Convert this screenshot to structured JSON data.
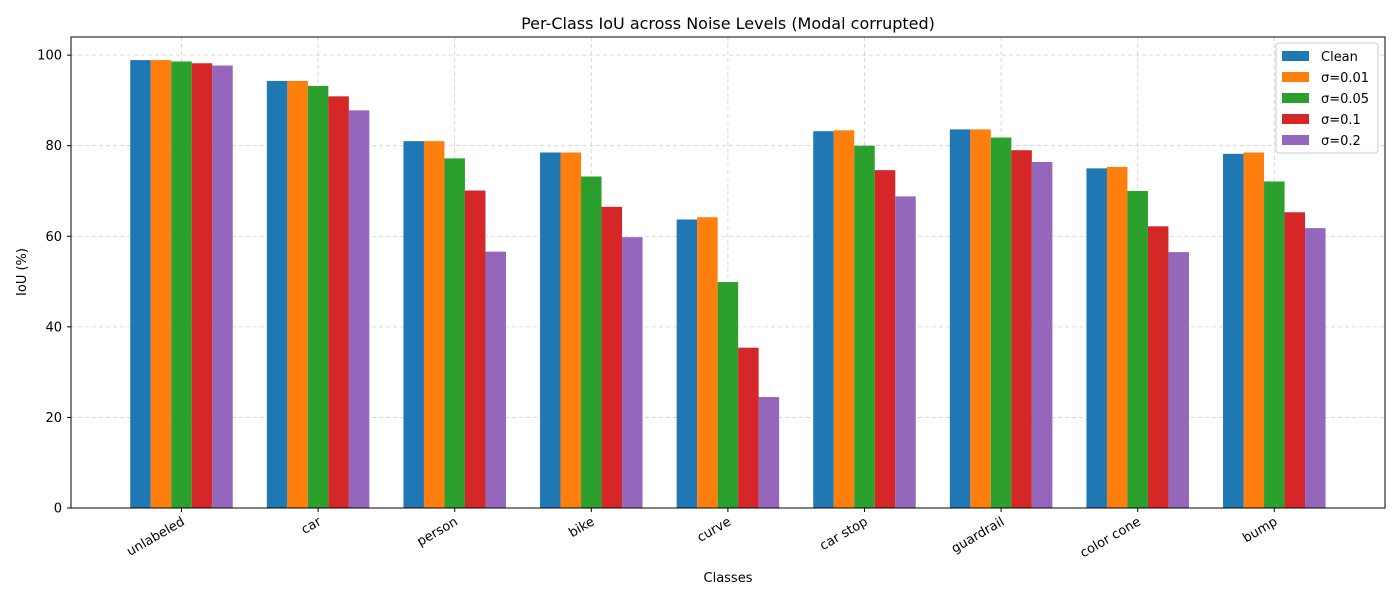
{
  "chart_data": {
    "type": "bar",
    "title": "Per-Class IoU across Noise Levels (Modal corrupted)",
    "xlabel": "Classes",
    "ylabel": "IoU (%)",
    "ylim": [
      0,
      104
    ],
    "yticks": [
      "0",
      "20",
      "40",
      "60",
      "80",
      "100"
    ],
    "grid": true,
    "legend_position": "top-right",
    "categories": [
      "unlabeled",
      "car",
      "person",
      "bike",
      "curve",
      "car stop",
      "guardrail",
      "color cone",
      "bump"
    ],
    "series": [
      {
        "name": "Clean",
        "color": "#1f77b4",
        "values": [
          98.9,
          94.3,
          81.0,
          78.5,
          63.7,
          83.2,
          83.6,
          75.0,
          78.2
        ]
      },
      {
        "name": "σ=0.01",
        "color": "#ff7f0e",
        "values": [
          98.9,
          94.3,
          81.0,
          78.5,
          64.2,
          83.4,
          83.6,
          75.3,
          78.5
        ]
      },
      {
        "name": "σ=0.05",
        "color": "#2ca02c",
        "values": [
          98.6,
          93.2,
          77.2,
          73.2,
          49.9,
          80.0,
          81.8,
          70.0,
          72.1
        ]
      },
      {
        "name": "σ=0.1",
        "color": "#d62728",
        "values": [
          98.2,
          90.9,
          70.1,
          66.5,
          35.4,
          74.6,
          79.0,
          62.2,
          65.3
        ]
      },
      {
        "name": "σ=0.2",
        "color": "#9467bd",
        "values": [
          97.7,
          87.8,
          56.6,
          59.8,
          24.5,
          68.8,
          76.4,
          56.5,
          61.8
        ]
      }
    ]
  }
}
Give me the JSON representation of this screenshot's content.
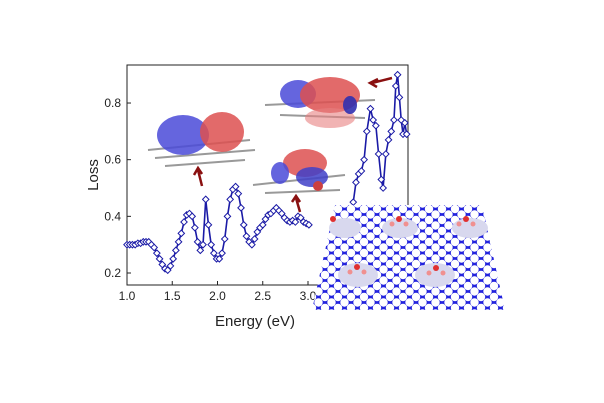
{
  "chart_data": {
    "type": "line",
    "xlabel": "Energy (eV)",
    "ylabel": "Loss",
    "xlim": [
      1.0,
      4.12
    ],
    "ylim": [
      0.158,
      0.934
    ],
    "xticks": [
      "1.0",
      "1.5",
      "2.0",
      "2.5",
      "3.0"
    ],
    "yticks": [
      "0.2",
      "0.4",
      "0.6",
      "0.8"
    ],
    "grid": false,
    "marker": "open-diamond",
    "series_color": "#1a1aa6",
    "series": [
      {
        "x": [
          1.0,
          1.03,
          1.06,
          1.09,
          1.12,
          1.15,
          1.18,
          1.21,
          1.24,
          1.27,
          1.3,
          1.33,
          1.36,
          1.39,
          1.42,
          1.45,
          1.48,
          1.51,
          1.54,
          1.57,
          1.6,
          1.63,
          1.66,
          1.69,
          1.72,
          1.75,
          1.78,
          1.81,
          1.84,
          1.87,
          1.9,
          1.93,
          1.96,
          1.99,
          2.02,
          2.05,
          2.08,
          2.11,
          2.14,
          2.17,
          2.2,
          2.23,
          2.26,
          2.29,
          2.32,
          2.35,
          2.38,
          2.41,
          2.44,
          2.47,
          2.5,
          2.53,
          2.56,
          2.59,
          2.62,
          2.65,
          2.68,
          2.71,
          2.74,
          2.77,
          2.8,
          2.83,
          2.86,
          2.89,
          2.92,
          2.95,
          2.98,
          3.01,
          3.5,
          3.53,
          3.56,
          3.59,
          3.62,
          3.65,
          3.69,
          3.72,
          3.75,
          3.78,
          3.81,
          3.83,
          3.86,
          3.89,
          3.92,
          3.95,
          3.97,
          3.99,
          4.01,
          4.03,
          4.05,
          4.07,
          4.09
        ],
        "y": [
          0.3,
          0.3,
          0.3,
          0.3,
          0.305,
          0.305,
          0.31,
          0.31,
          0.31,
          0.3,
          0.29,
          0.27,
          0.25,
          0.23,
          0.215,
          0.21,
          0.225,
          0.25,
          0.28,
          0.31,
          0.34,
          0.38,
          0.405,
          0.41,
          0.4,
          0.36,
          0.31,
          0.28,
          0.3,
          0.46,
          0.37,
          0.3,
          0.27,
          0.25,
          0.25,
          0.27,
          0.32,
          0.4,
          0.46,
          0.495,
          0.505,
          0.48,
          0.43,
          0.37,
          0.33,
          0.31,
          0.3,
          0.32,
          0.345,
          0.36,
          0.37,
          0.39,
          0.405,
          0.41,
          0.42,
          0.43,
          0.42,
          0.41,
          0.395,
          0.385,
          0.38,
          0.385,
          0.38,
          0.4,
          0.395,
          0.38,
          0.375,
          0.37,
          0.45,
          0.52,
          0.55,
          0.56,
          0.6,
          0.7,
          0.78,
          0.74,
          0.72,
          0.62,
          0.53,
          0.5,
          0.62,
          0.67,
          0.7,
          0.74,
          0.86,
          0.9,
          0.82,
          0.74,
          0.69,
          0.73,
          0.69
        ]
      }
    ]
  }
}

§ **Short task**: Write the records above out again exactly, with no pictures in your copy.

§ **Correct output**:
Convert this screenshot to structured JSON data.
{
  "chart_data": {
    "type": "bar",
    "title": "Per-Class IoU across Noise Levels (Modal corrupted)",
    "xlabel": "Classes",
    "ylabel": "IoU (%)",
    "ylim": [
      0,
      104
    ],
    "yticks": [
      "0",
      "20",
      "40",
      "60",
      "80",
      "100"
    ],
    "grid": true,
    "legend_position": "top-right",
    "categories": [
      "unlabeled",
      "car",
      "person",
      "bike",
      "curve",
      "car stop",
      "guardrail",
      "color cone",
      "bump"
    ],
    "series": [
      {
        "name": "Clean",
        "color": "#1f77b4",
        "values": [
          98.9,
          94.3,
          81.0,
          78.5,
          63.7,
          83.2,
          83.6,
          75.0,
          78.2
        ]
      },
      {
        "name": "σ=0.01",
        "color": "#ff7f0e",
        "values": [
          98.9,
          94.3,
          81.0,
          78.5,
          64.2,
          83.4,
          83.6,
          75.3,
          78.5
        ]
      },
      {
        "name": "σ=0.05",
        "color": "#2ca02c",
        "values": [
          98.6,
          93.2,
          77.2,
          73.2,
          49.9,
          80.0,
          81.8,
          70.0,
          72.1
        ]
      },
      {
        "name": "σ=0.1",
        "color": "#d62728",
        "values": [
          98.2,
          90.9,
          70.1,
          66.5,
          35.4,
          74.6,
          79.0,
          62.2,
          65.3
        ]
      },
      {
        "name": "σ=0.2",
        "color": "#9467bd",
        "values": [
          97.7,
          87.8,
          56.6,
          59.8,
          24.5,
          68.8,
          76.4,
          56.5,
          61.8
        ]
      }
    ]
  }
}
Give me the JSON representation of this screenshot's content.
{
  "chart_data": {
    "type": "line",
    "xlabel": "Energy (eV)",
    "ylabel": "Loss",
    "xlim": [
      1.0,
      4.12
    ],
    "ylim": [
      0.158,
      0.934
    ],
    "xticks": [
      "1.0",
      "1.5",
      "2.0",
      "2.5",
      "3.0"
    ],
    "yticks": [
      "0.2",
      "0.4",
      "0.6",
      "0.8"
    ],
    "grid": false,
    "marker": "open-diamond",
    "series_color": "#1a1aa6",
    "series": [
      {
        "x": [
          1.0,
          1.03,
          1.06,
          1.09,
          1.12,
          1.15,
          1.18,
          1.21,
          1.24,
          1.27,
          1.3,
          1.33,
          1.36,
          1.39,
          1.42,
          1.45,
          1.48,
          1.51,
          1.54,
          1.57,
          1.6,
          1.63,
          1.66,
          1.69,
          1.72,
          1.75,
          1.78,
          1.81,
          1.84,
          1.87,
          1.9,
          1.93,
          1.96,
          1.99,
          2.02,
          2.05,
          2.08,
          2.11,
          2.14,
          2.17,
          2.2,
          2.23,
          2.26,
          2.29,
          2.32,
          2.35,
          2.38,
          2.41,
          2.44,
          2.47,
          2.5,
          2.53,
          2.56,
          2.59,
          2.62,
          2.65,
          2.68,
          2.71,
          2.74,
          2.77,
          2.8,
          2.83,
          2.86,
          2.89,
          2.92,
          2.95,
          2.98,
          3.01,
          3.5,
          3.53,
          3.56,
          3.59,
          3.62,
          3.65,
          3.69,
          3.72,
          3.75,
          3.78,
          3.81,
          3.83,
          3.86,
          3.89,
          3.92,
          3.95,
          3.97,
          3.99,
          4.01,
          4.03,
          4.05,
          4.07,
          4.09
        ],
        "y": [
          0.3,
          0.3,
          0.3,
          0.3,
          0.305,
          0.305,
          0.31,
          0.31,
          0.31,
          0.3,
          0.29,
          0.27,
          0.25,
          0.23,
          0.215,
          0.21,
          0.225,
          0.25,
          0.28,
          0.31,
          0.34,
          0.38,
          0.405,
          0.41,
          0.4,
          0.36,
          0.31,
          0.28,
          0.3,
          0.46,
          0.37,
          0.3,
          0.27,
          0.25,
          0.25,
          0.27,
          0.32,
          0.4,
          0.46,
          0.495,
          0.505,
          0.48,
          0.43,
          0.37,
          0.33,
          0.31,
          0.3,
          0.32,
          0.345,
          0.36,
          0.37,
          0.39,
          0.405,
          0.41,
          0.42,
          0.43,
          0.42,
          0.41,
          0.395,
          0.385,
          0.38,
          0.385,
          0.38,
          0.4,
          0.395,
          0.38,
          0.375,
          0.37,
          0.45,
          0.52,
          0.55,
          0.56,
          0.6,
          0.7,
          0.78,
          0.74,
          0.72,
          0.62,
          0.53,
          0.5,
          0.62,
          0.67,
          0.7,
          0.74,
          0.86,
          0.9,
          0.82,
          0.74,
          0.69,
          0.73,
          0.69
        ]
      }
    ]
  }
}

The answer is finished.